Data items:
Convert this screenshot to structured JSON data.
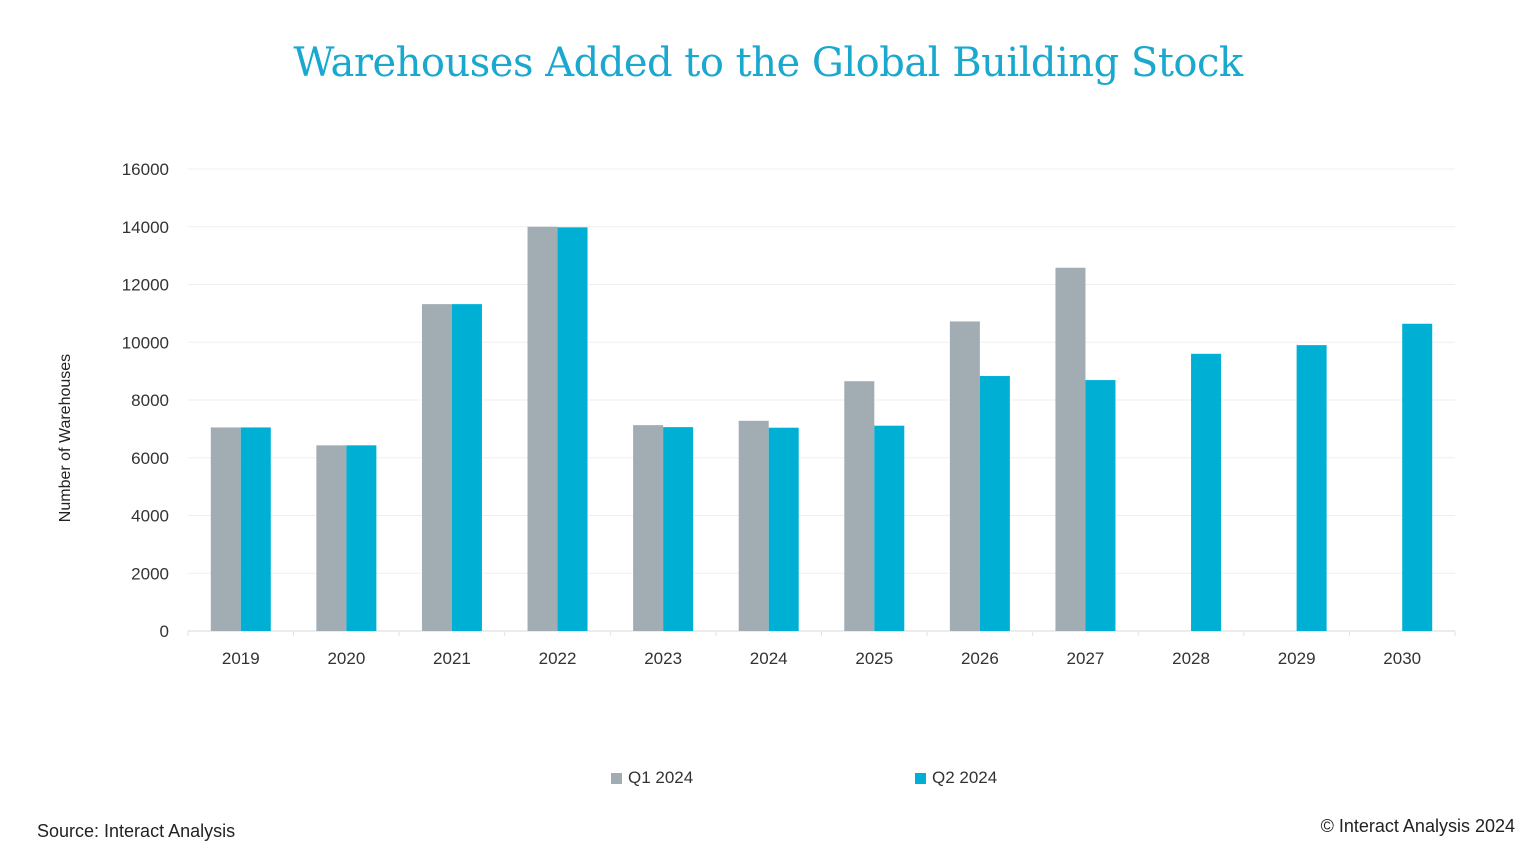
{
  "chart_data": {
    "type": "bar",
    "title": "Warehouses Added to the Global Building Stock",
    "ylabel": "Number of Warehouses",
    "xlabel": "",
    "ylim": [
      0,
      16000
    ],
    "yticks": [
      0,
      2000,
      4000,
      6000,
      8000,
      10000,
      12000,
      14000,
      16000
    ],
    "categories": [
      "2019",
      "2020",
      "2021",
      "2022",
      "2023",
      "2024",
      "2025",
      "2026",
      "2027",
      "2028",
      "2029",
      "2030"
    ],
    "series": [
      {
        "name": "Q1 2024",
        "color": "#a2acb3",
        "values": [
          7050,
          6430,
          11320,
          14000,
          7130,
          7280,
          8650,
          10720,
          12580,
          null,
          null,
          null
        ]
      },
      {
        "name": "Q2 2024",
        "color": "#00b0d4",
        "values": [
          7050,
          6430,
          11320,
          13980,
          7060,
          7040,
          7110,
          8830,
          8690,
          9600,
          9900,
          10640
        ]
      }
    ],
    "legend_position": "bottom-center",
    "grid": true
  },
  "footer": {
    "source": "Source: Interact Analysis",
    "copyright": "© Interact Analysis 2024"
  }
}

▸ Work required:
Omit any images, then output the listing exactly.

▸ Task answer:
Convert this screenshot to structured JSON data.
{
  "chart_data": {
    "type": "bar",
    "title": "Warehouses Added to the Global Building Stock",
    "ylabel": "Number of Warehouses",
    "xlabel": "",
    "ylim": [
      0,
      16000
    ],
    "yticks": [
      0,
      2000,
      4000,
      6000,
      8000,
      10000,
      12000,
      14000,
      16000
    ],
    "categories": [
      "2019",
      "2020",
      "2021",
      "2022",
      "2023",
      "2024",
      "2025",
      "2026",
      "2027",
      "2028",
      "2029",
      "2030"
    ],
    "series": [
      {
        "name": "Q1 2024",
        "color": "#a2acb3",
        "values": [
          7050,
          6430,
          11320,
          14000,
          7130,
          7280,
          8650,
          10720,
          12580,
          null,
          null,
          null
        ]
      },
      {
        "name": "Q2 2024",
        "color": "#00b0d4",
        "values": [
          7050,
          6430,
          11320,
          13980,
          7060,
          7040,
          7110,
          8830,
          8690,
          9600,
          9900,
          10640
        ]
      }
    ],
    "legend_position": "bottom-center",
    "grid": true
  },
  "footer": {
    "source": "Source: Interact Analysis",
    "copyright": "© Interact Analysis 2024"
  }
}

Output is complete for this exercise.